▸ TASK REQUIREMENTS:
Scan the listing below. Report each line that includes "legyen".

─── RECORDS TO USE

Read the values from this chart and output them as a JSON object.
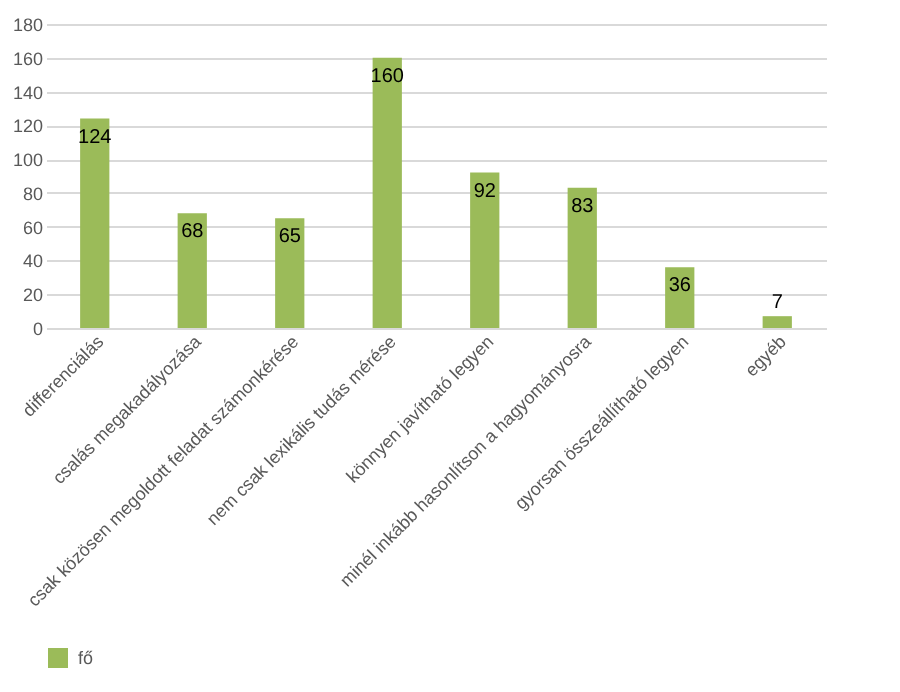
{
  "chart_data": {
    "type": "bar",
    "categories": [
      "differenciálás",
      "csalás megakadályozása",
      "csak közösen megoldott feladat számonkérése",
      "nem csak lexikális tudás mérése",
      "könnyen javítható legyen",
      "minél inkább hasonlítson a hagyományosra",
      "gyorsan összeállítható legyen",
      "egyéb"
    ],
    "series": [
      {
        "name": "fő",
        "color": "#9bbb59",
        "values": [
          124,
          68,
          65,
          160,
          92,
          83,
          36,
          7
        ]
      }
    ],
    "ylim": [
      0,
      180
    ],
    "yticks": [
      0,
      20,
      40,
      60,
      80,
      100,
      120,
      140,
      160,
      180
    ],
    "grid": "y",
    "legend": "bottom",
    "data_labels": true
  }
}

──────

▸ CORRECT RESPONSE:
      "könnyen javítható legyen",
      "gyorsan összeállítható legyen",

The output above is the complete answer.